▸ WORK TO DO: Go through the entries below and pick out every line with "spBTC".

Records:
===

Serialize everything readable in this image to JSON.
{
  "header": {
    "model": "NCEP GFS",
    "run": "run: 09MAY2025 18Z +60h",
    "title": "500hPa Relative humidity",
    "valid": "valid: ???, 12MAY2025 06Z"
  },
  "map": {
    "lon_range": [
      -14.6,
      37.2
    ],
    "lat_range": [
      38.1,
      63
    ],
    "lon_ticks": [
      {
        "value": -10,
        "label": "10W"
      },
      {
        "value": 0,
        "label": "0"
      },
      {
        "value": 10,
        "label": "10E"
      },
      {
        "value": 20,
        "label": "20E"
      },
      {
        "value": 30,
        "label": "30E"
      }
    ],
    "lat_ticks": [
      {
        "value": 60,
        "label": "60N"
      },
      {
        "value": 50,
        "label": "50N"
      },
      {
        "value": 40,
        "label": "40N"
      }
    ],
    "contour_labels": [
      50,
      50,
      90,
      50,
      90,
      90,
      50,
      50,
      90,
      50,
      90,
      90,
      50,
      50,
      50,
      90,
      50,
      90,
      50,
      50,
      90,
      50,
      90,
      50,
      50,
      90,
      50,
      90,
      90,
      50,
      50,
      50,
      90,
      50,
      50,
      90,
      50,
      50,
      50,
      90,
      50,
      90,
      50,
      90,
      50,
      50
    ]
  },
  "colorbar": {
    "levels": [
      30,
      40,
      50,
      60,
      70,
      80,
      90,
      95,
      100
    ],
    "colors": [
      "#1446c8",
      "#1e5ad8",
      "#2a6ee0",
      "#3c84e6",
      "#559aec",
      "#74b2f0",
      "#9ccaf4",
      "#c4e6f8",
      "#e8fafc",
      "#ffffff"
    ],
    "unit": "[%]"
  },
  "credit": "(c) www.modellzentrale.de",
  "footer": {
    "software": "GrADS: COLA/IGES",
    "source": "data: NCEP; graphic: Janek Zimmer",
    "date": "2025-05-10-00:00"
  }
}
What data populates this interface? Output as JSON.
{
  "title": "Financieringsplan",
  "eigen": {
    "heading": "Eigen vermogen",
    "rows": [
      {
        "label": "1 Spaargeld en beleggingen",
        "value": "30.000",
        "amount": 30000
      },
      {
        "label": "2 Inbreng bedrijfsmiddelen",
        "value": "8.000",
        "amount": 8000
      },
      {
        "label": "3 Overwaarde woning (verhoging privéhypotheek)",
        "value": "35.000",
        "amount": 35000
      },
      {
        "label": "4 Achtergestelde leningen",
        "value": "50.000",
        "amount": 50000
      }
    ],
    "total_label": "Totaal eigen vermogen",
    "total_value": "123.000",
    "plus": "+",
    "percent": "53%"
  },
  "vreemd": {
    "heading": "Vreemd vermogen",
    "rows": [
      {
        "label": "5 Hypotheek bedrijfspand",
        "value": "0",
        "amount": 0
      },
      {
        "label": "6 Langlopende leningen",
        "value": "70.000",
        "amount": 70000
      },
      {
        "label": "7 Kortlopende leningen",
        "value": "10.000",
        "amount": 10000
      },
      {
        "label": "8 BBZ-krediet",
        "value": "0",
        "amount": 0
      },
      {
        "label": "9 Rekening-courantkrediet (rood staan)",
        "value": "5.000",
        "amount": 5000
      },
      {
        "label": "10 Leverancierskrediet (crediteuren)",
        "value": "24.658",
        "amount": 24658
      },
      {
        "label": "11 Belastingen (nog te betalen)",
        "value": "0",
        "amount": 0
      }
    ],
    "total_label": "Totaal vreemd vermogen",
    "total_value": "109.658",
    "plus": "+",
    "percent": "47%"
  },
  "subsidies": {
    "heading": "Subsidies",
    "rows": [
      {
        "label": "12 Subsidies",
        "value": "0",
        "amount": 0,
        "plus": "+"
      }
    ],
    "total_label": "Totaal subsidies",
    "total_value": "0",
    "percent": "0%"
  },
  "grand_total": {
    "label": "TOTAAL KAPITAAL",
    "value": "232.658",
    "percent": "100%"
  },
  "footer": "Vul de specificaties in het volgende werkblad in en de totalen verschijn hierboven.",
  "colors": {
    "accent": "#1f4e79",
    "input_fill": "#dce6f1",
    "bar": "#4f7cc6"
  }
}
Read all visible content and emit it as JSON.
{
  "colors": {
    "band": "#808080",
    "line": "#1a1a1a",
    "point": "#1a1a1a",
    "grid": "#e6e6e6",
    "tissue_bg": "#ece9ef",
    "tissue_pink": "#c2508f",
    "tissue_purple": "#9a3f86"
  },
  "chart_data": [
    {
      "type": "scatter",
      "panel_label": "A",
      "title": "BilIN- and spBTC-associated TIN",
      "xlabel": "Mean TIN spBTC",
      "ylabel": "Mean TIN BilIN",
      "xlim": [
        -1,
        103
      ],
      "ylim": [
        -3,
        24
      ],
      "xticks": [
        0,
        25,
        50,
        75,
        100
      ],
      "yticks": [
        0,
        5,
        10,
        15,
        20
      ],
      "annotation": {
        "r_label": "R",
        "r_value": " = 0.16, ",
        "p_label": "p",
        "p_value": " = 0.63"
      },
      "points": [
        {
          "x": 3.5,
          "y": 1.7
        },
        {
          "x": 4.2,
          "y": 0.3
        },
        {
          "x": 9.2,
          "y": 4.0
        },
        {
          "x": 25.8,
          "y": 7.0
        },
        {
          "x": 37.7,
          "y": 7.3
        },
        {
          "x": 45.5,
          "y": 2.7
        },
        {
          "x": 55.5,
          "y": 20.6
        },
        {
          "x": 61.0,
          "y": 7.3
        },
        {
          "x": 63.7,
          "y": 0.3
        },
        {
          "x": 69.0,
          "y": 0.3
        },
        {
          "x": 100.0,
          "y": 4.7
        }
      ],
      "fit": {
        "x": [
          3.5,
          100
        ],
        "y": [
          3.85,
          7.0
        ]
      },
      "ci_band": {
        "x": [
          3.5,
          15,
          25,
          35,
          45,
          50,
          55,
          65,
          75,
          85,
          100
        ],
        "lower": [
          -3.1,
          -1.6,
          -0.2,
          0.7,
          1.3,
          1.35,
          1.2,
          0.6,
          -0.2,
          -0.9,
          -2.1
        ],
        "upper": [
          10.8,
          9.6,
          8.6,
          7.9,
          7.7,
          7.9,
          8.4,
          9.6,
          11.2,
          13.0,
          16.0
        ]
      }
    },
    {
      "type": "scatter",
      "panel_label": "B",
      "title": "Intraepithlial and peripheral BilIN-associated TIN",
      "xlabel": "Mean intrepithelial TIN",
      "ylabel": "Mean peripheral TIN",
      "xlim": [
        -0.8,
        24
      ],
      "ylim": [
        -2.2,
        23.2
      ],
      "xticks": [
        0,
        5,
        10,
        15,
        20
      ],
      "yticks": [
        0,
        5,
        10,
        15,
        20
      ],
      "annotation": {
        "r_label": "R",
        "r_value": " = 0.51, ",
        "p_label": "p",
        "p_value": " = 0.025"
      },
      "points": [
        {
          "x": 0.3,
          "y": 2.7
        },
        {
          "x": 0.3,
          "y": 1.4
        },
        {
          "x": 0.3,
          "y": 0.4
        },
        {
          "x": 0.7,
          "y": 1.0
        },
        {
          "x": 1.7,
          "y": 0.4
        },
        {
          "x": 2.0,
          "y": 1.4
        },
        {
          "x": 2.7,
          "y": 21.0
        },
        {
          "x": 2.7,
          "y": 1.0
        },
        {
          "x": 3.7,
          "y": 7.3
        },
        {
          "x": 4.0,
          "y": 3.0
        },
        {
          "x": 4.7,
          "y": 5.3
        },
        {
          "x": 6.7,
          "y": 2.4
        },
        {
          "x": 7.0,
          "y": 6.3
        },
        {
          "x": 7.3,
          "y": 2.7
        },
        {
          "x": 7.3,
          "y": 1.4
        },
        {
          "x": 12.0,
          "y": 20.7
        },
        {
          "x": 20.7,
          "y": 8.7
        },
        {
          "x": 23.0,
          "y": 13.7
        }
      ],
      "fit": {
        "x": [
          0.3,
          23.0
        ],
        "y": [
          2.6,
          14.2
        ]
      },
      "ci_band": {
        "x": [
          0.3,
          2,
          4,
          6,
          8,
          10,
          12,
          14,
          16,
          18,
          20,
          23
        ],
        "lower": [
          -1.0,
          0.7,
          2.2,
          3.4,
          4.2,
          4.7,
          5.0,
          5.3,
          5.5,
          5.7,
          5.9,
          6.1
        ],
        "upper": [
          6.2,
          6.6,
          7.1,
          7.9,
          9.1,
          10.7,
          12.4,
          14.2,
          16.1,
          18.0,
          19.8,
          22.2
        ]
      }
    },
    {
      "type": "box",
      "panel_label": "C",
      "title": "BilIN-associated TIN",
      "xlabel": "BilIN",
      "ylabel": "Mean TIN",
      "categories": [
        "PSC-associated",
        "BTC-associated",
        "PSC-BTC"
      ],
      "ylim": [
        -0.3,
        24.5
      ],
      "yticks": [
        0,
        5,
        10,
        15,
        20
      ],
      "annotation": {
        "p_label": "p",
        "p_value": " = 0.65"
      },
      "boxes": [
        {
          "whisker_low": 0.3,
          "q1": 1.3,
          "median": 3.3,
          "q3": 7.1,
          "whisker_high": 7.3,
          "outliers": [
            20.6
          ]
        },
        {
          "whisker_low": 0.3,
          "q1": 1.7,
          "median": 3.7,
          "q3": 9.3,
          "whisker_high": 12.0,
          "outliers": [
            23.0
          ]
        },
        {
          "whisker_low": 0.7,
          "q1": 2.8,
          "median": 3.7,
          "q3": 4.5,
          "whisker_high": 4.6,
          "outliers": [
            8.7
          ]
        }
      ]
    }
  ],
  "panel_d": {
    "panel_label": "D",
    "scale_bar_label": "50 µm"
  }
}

===

▸ RESPONSE BELOW:
      "title": "BilIN- and spBTC-associated TIN",
      "xlabel": "Mean TIN spBTC",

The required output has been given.